* _AIM OF THE TASK_: Type out all the records word for word. Any pictures are to be left out.

Extracted data entries
◇ ◇ ◇ ◇
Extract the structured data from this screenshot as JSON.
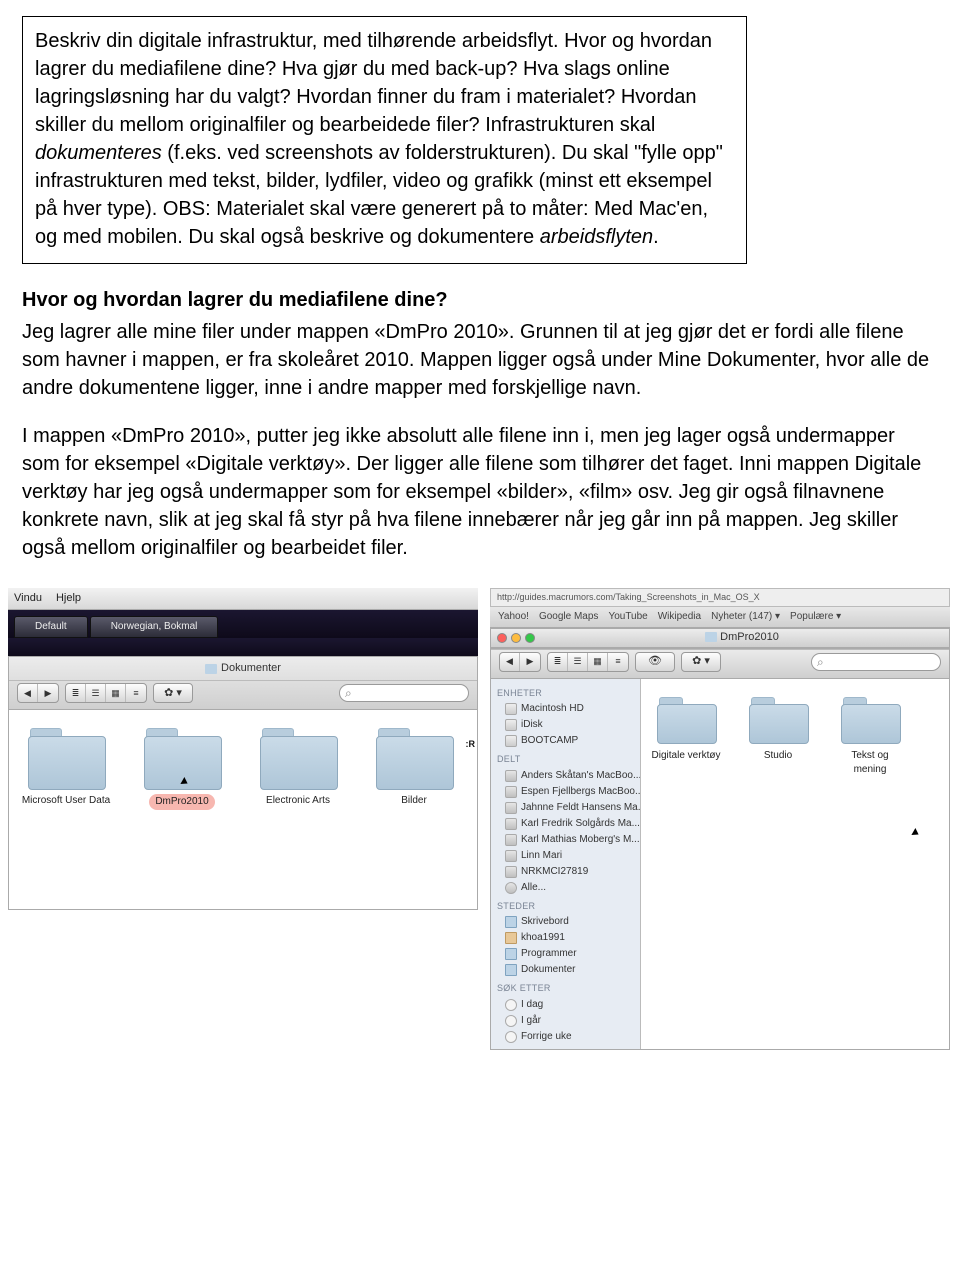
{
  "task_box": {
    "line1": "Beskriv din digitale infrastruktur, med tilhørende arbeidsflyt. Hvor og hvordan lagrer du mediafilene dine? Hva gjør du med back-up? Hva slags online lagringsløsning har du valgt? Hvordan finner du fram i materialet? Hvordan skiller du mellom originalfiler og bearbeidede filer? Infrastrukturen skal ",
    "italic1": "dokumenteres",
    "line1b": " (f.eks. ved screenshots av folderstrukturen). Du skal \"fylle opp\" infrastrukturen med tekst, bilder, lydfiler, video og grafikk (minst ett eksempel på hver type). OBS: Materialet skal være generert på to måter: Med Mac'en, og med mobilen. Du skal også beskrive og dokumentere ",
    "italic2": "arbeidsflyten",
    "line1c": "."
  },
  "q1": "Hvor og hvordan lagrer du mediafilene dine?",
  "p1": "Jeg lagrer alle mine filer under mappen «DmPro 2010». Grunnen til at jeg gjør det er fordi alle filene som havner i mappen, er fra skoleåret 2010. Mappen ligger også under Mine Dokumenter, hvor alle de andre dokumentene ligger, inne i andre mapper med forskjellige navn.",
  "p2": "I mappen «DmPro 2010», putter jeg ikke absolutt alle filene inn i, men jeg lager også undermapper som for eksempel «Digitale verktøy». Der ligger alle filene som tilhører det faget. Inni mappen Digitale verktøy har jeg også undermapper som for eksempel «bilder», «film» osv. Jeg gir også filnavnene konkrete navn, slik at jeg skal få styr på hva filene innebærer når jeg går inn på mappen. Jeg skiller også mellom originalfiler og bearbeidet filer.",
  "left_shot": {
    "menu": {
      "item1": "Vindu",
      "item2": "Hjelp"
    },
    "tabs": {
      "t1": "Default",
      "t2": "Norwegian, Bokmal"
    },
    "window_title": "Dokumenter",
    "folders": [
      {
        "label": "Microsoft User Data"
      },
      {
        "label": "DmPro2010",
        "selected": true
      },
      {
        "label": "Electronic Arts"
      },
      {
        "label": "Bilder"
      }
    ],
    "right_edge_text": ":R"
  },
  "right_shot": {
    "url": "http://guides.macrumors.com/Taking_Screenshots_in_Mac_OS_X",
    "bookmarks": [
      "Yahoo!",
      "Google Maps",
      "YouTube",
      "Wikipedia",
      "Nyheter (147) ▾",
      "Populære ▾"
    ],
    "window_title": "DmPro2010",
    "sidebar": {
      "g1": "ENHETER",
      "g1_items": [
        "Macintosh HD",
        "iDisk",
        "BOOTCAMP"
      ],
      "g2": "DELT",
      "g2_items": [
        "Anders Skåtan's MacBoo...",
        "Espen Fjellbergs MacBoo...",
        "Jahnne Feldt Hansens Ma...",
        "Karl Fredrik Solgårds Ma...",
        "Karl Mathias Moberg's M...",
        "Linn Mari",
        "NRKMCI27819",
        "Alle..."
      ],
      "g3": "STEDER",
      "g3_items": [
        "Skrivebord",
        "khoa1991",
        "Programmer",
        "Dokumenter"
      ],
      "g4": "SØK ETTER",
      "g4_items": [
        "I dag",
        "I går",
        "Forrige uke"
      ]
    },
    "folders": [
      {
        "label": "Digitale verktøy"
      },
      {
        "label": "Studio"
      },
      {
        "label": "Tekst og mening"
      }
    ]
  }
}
◇ ◇ ◇ ◇
* _WORKED SOLUTION_:
Extract the structured data from this screenshot as JSON.
{
  "task_box": {
    "line1": "Beskriv din digitale infrastruktur, med tilhørende arbeidsflyt. Hvor og hvordan lagrer du mediafilene dine? Hva gjør du med back-up? Hva slags online lagringsløsning har du valgt? Hvordan finner du fram i materialet? Hvordan skiller du mellom originalfiler og bearbeidede filer? Infrastrukturen skal ",
    "italic1": "dokumenteres",
    "line1b": " (f.eks. ved screenshots av folderstrukturen). Du skal \"fylle opp\" infrastrukturen med tekst, bilder, lydfiler, video og grafikk (minst ett eksempel på hver type). OBS: Materialet skal være generert på to måter: Med Mac'en, og med mobilen. Du skal også beskrive og dokumentere ",
    "italic2": "arbeidsflyten",
    "line1c": "."
  },
  "q1": "Hvor og hvordan lagrer du mediafilene dine?",
  "p1": "Jeg lagrer alle mine filer under mappen «DmPro 2010». Grunnen til at jeg gjør det er fordi alle filene som havner i mappen, er fra skoleåret 2010. Mappen ligger også under Mine Dokumenter, hvor alle de andre dokumentene ligger, inne i andre mapper med forskjellige navn.",
  "p2": "I mappen «DmPro 2010», putter jeg ikke absolutt alle filene inn i, men jeg lager også undermapper som for eksempel «Digitale verktøy». Der ligger alle filene som tilhører det faget. Inni mappen Digitale verktøy har jeg også undermapper som for eksempel «bilder», «film» osv. Jeg gir også filnavnene konkrete navn, slik at jeg skal få styr på hva filene innebærer når jeg går inn på mappen. Jeg skiller også mellom originalfiler og bearbeidet filer.",
  "left_shot": {
    "menu": {
      "item1": "Vindu",
      "item2": "Hjelp"
    },
    "tabs": {
      "t1": "Default",
      "t2": "Norwegian, Bokmal"
    },
    "window_title": "Dokumenter",
    "folders": [
      {
        "label": "Microsoft User Data"
      },
      {
        "label": "DmPro2010",
        "selected": true
      },
      {
        "label": "Electronic Arts"
      },
      {
        "label": "Bilder"
      }
    ],
    "right_edge_text": ":R"
  },
  "right_shot": {
    "url": "http://guides.macrumors.com/Taking_Screenshots_in_Mac_OS_X",
    "bookmarks": [
      "Yahoo!",
      "Google Maps",
      "YouTube",
      "Wikipedia",
      "Nyheter (147) ▾",
      "Populære ▾"
    ],
    "window_title": "DmPro2010",
    "sidebar": {
      "g1": "ENHETER",
      "g1_items": [
        "Macintosh HD",
        "iDisk",
        "BOOTCAMP"
      ],
      "g2": "DELT",
      "g2_items": [
        "Anders Skåtan's MacBoo...",
        "Espen Fjellbergs MacBoo...",
        "Jahnne Feldt Hansens Ma...",
        "Karl Fredrik Solgårds Ma...",
        "Karl Mathias Moberg's M...",
        "Linn Mari",
        "NRKMCI27819",
        "Alle..."
      ],
      "g3": "STEDER",
      "g3_items": [
        "Skrivebord",
        "khoa1991",
        "Programmer",
        "Dokumenter"
      ],
      "g4": "SØK ETTER",
      "g4_items": [
        "I dag",
        "I går",
        "Forrige uke"
      ]
    },
    "folders": [
      {
        "label": "Digitale verktøy"
      },
      {
        "label": "Studio"
      },
      {
        "label": "Tekst og mening"
      }
    ]
  }
}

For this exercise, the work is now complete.